Aim of the task
Copy out the listing that follows, exact in every word, and skip the images.

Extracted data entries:
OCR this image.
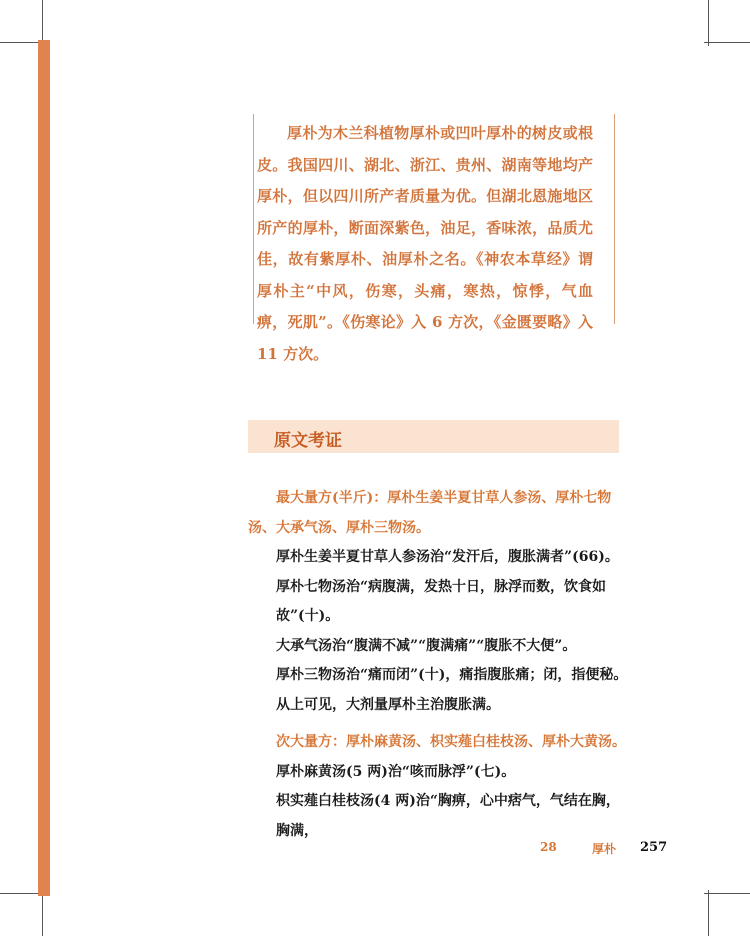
厚朴为木兰科植物厚朴或凹叶厚朴的树皮或根皮。我国四川、湖北、浙江、贵州、湖南等地均产厚朴，但以四川所产者质量为优。但湖北恩施地区所产的厚朴，断面深紫色，油足，香味浓，品质尤佳，故有紫厚朴、油厚朴之名。《神农本草经》谓厚朴主“中风，伤寒，头痛，寒热，惊悸，气血痹，死肌”。《伤寒论》入 6 方次，《金匮要略》入 11 方次。
原文考证

最大量方(半斤)：厚朴生姜半夏甘草人参汤、厚朴七物汤、大承气汤、厚朴三物汤。

厚朴生姜半夏甘草人参汤治“发汗后，腹胀满者”(66)。

厚朴七物汤治“病腹满，发热十日，脉浮而数，饮食如故”(十)。

大承气汤治“腹满不减”“腹满痛”“腹胀不大便”。

厚朴三物汤治“痛而闭”(十)，痛指腹胀痛；闭，指便秘。

从上可见，大剂量厚朴主治腹胀满。

次大量方：厚朴麻黄汤、枳实薤白桂枝汤、厚朴大黄汤。

厚朴麻黄汤(5 两)治“咳而脉浮”(七)。

枳实薤白桂枝汤(4 两)治“胸痹，心中痞气，气结在胸，胸满，

28	厚朴 257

Response to this task
OCR this image.
厚朴为木兰科植物厚朴或凹叶厚朴的树皮或根皮。我国四川、湖北、浙江、贵州、湖南等地均产厚朴，但以四川所产者质量为优。但湖北恩施地区所产的厚朴，断面深紫色，油足，香味浓，品质尤佳，故有紫厚朴、油厚朴之名。《神农本草经》谓厚朴主“中风，伤寒，头痛，寒热，惊悸，气血痹，死肌”。《伤寒论》入 6 方次，《金匮要略》入 11 方次。
原文考证

最大量方(半斤)：厚朴生姜半夏甘草人参汤、厚朴七物汤、大承气汤、厚朴三物汤。

厚朴生姜半夏甘草人参汤治“发汗后，腹胀满者”(66)。

厚朴七物汤治“病腹满，发热十日，脉浮而数，饮食如故”(十)。

大承气汤治“腹满不减”“腹满痛”“腹胀不大便”。

厚朴三物汤治“痛而闭”(十)，痛指腹胀痛；闭，指便秘。

从上可见，大剂量厚朴主治腹胀满。

次大量方：厚朴麻黄汤、枳实薤白桂枝汤、厚朴大黄汤。

厚朴麻黄汤(5 两)治“咳而脉浮”(七)。

枳实薤白桂枝汤(4 两)治“胸痹，心中痞气，气结在胸，胸满，

28	厚朴 257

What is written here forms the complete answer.